Exercise material:

[BEGIN]

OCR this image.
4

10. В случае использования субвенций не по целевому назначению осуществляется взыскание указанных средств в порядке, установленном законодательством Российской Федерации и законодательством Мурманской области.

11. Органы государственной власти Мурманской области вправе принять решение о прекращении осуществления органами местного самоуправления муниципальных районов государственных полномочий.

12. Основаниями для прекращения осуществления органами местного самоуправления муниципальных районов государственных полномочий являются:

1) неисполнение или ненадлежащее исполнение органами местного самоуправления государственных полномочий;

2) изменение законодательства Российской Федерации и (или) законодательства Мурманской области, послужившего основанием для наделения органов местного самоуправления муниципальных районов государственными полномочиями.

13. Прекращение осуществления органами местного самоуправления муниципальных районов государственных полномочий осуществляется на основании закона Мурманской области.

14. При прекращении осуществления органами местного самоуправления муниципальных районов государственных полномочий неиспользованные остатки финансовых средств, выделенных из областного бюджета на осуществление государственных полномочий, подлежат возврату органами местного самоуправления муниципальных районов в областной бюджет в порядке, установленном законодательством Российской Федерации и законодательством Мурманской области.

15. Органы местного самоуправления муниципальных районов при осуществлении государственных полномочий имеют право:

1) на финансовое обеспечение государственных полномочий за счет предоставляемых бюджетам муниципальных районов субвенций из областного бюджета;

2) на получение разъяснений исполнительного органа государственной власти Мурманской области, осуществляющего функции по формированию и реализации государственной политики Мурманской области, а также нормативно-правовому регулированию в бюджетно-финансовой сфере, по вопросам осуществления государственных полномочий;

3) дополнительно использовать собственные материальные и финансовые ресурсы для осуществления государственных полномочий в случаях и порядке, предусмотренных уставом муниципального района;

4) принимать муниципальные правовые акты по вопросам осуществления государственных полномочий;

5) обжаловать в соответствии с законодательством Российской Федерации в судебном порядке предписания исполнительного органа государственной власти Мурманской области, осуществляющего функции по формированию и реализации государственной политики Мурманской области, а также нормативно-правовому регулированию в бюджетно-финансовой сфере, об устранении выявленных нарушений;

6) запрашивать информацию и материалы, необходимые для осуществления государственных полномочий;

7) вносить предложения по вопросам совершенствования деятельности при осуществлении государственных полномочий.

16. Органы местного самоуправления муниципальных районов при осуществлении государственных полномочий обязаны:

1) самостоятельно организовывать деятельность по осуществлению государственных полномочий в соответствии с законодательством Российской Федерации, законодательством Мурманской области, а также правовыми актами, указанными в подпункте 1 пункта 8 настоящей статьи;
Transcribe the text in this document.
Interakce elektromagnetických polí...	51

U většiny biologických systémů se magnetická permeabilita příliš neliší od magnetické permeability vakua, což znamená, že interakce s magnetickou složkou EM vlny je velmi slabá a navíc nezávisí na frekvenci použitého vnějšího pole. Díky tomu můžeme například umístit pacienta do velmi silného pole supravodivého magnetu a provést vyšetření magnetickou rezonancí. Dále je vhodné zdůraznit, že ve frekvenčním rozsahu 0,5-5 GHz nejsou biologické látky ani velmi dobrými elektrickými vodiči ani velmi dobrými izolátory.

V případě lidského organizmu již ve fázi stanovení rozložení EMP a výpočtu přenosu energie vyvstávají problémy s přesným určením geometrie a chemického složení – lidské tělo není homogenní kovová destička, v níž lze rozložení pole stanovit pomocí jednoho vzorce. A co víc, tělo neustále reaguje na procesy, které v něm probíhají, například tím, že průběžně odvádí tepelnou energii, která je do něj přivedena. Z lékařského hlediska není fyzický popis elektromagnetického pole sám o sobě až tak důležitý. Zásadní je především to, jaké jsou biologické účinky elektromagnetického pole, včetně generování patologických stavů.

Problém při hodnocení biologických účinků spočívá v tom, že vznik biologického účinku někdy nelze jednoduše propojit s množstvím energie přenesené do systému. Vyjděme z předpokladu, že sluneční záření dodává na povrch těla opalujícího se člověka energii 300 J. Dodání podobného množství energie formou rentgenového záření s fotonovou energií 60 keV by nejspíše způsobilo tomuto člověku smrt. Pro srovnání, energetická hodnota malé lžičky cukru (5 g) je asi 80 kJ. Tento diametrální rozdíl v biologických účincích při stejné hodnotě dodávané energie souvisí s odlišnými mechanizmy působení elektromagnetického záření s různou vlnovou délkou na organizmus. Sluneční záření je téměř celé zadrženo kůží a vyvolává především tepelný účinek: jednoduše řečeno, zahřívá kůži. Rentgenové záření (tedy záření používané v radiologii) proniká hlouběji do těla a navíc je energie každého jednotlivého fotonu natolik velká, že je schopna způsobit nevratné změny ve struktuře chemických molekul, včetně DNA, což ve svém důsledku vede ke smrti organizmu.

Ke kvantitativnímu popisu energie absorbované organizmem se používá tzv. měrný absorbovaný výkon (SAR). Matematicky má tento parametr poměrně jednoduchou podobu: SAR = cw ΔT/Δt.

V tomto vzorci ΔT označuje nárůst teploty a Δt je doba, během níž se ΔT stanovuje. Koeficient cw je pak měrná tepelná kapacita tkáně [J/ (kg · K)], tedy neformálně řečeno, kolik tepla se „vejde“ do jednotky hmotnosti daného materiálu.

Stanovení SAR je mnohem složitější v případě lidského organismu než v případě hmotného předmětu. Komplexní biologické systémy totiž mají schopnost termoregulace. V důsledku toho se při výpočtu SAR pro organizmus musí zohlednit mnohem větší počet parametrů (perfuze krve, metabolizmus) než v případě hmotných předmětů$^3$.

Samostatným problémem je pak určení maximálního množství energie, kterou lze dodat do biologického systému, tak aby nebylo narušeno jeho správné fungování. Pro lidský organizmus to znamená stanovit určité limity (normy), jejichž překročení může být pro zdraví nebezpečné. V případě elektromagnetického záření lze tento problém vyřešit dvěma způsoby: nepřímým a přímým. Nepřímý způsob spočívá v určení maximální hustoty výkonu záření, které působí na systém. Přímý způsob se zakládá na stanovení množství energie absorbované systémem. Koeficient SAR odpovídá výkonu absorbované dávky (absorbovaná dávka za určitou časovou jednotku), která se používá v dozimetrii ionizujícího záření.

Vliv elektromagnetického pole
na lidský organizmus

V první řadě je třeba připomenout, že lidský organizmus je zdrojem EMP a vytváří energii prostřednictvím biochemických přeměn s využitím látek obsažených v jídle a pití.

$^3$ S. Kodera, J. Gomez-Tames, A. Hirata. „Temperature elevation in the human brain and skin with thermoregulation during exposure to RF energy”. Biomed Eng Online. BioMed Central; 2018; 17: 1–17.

[END]

The problem: Extract the full listing above without altering anything.

The answer:
OCR this image.
4

10. В случае использования субвенций не по целевому назначению осуществляется взыскание указанных средств в порядке, установленном законодательством Российской Федерации и законодательством Мурманской области.

11. Органы государственной власти Мурманской области вправе принять решение о прекращении осуществления органами местного самоуправления муниципальных районов государственных полномочий.

12. Основаниями для прекращения осуществления органами местного самоуправления муниципальных районов государственных полномочий являются:

1) неисполнение или ненадлежащее исполнение органами местного самоуправления государственных полномочий;

2) изменение законодательства Российской Федерации и (или) законодательства Мурманской области, послужившего основанием для наделения органов местного самоуправления муниципальных районов государственными полномочиями.

13. Прекращение осуществления органами местного самоуправления муниципальных районов государственных полномочий осуществляется на основании закона Мурманской области.

14. При прекращении осуществления органами местного самоуправления муниципальных районов государственных полномочий неиспользованные остатки финансовых средств, выделенных из областного бюджета на осуществление государственных полномочий, подлежат возврату органами местного самоуправления муниципальных районов в областной бюджет в порядке, установленном законодательством Российской Федерации и законодательством Мурманской области.

15. Органы местного самоуправления муниципальных районов при осуществлении государственных полномочий имеют право:

1) на финансовое обеспечение государственных полномочий за счет предоставляемых бюджетам муниципальных районов субвенций из областного бюджета;

2) на получение разъяснений исполнительного органа государственной власти Мурманской области, осуществляющего функции по формированию и реализации государственной политики Мурманской области, а также нормативно-правовому регулированию в бюджетно-финансовой сфере, по вопросам осуществления государственных полномочий;

3) дополнительно использовать собственные материальные и финансовые ресурсы для осуществления государственных полномочий в случаях и порядке, предусмотренных уставом муниципального района;

4) принимать муниципальные правовые акты по вопросам осуществления государственных полномочий;

5) обжаловать в соответствии с законодательством Российской Федерации в судебном порядке предписания исполнительного органа государственной власти Мурманской области, осуществляющего функции по формированию и реализации государственной политики Мурманской области, а также нормативно-правовому регулированию в бюджетно-финансовой сфере, об устранении выявленных нарушений;

6) запрашивать информацию и материалы, необходимые для осуществления государственных полномочий;

7) вносить предложения по вопросам совершенствования деятельности при осуществлении государственных полномочий.

16. Органы местного самоуправления муниципальных районов при осуществлении государственных полномочий обязаны:

1) самостоятельно организовывать деятельность по осуществлению государственных полномочий в соответствии с законодательством Российской Федерации, законодательством Мурманской области, а также правовыми актами, указанными в подпункте 1 пункта 8 настоящей статьи;
Transcribe the text in this document.
Interakce elektromagnetických polí...	51

U většiny biologických systémů se magnetická permeabilita příliš neliší od magnetické permeability vakua, což znamená, že interakce s magnetickou složkou EM vlny je velmi slabá a navíc nezávisí na frekvenci použitého vnějšího pole. Díky tomu můžeme například umístit pacienta do velmi silného pole supravodivého magnetu a provést vyšetření magnetickou rezonancí. Dále je vhodné zdůraznit, že ve frekvenčním rozsahu 0,5-5 GHz nejsou biologické látky ani velmi dobrými elektrickými vodiči ani velmi dobrými izolátory.

V případě lidského organizmu již ve fázi stanovení rozložení EMP a výpočtu přenosu energie vyvstávají problémy s přesným určením geometrie a chemického složení – lidské tělo není homogenní kovová destička, v níž lze rozložení pole stanovit pomocí jednoho vzorce. A co víc, tělo neustále reaguje na procesy, které v něm probíhají, například tím, že průběžně odvádí tepelnou energii, která je do něj přivedena. Z lékařského hlediska není fyzický popis elektromagnetického pole sám o sobě až tak důležitý. Zásadní je především to, jaké jsou biologické účinky elektromagnetického pole, včetně generování patologických stavů.

Problém při hodnocení biologických účinků spočívá v tom, že vznik biologického účinku někdy nelze jednoduše propojit s množstvím energie přenesené do systému. Vyjděme z předpokladu, že sluneční záření dodává na povrch těla opalujícího se člověka energii 300 J. Dodání podobného množství energie formou rentgenového záření s fotonovou energií 60 keV by nejspíše způsobilo tomuto člověku smrt. Pro srovnání, energetická hodnota malé lžičky cukru (5 g) je asi 80 kJ. Tento diametrální rozdíl v biologických účincích při stejné hodnotě dodávané energie souvisí s odlišnými mechanizmy působení elektromagnetického záření s různou vlnovou délkou na organizmus. Sluneční záření je téměř celé zadrženo kůží a vyvolává především tepelný účinek: jednoduše řečeno, zahřívá kůži. Rentgenové záření (tedy záření používané v radiologii) proniká hlouběji do těla a navíc je energie každého jednotlivého fotonu natolik velká, že je schopna způsobit nevratné změny ve struktuře chemických molekul, včetně DNA, což ve svém důsledku vede ke smrti organizmu.

Ke kvantitativnímu popisu energie absorbované organizmem se používá tzv. měrný absorbovaný výkon (SAR). Matematicky má tento parametr poměrně jednoduchou podobu: SAR = cw ΔT/Δt.

V tomto vzorci ΔT označuje nárůst teploty a Δt je doba, během níž se ΔT stanovuje. Koeficient cw je pak měrná tepelná kapacita tkáně [J/ (kg · K)], tedy neformálně řečeno, kolik tepla se „vejde“ do jednotky hmotnosti daného materiálu.

Stanovení SAR je mnohem složitější v případě lidského organismu než v případě hmotného předmětu. Komplexní biologické systémy totiž mají schopnost termoregulace. V důsledku toho se při výpočtu SAR pro organizmus musí zohlednit mnohem větší počet parametrů (perfuze krve, metabolizmus) než v případě hmotných předmětů$^3$.

Samostatným problémem je pak určení maximálního množství energie, kterou lze dodat do biologického systému, tak aby nebylo narušeno jeho správné fungování. Pro lidský organizmus to znamená stanovit určité limity (normy), jejichž překročení může být pro zdraví nebezpečné. V případě elektromagnetického záření lze tento problém vyřešit dvěma způsoby: nepřímým a přímým. Nepřímý způsob spočívá v určení maximální hustoty výkonu záření, které působí na systém. Přímý způsob se zakládá na stanovení množství energie absorbované systémem. Koeficient SAR odpovídá výkonu absorbované dávky (absorbovaná dávka za určitou časovou jednotku), která se používá v dozimetrii ionizujícího záření.

Vliv elektromagnetického pole
na lidský organizmus

V první řadě je třeba připomenout, že lidský organizmus je zdrojem EMP a vytváří energii prostřednictvím biochemických přeměn s využitím látek obsažených v jídle a pití.

$^3$ S. Kodera, J. Gomez-Tames, A. Hirata. „Temperature elevation in the human brain and skin with thermoregulation during exposure to RF energy”. Biomed Eng Online. BioMed Central; 2018; 17: 1–17.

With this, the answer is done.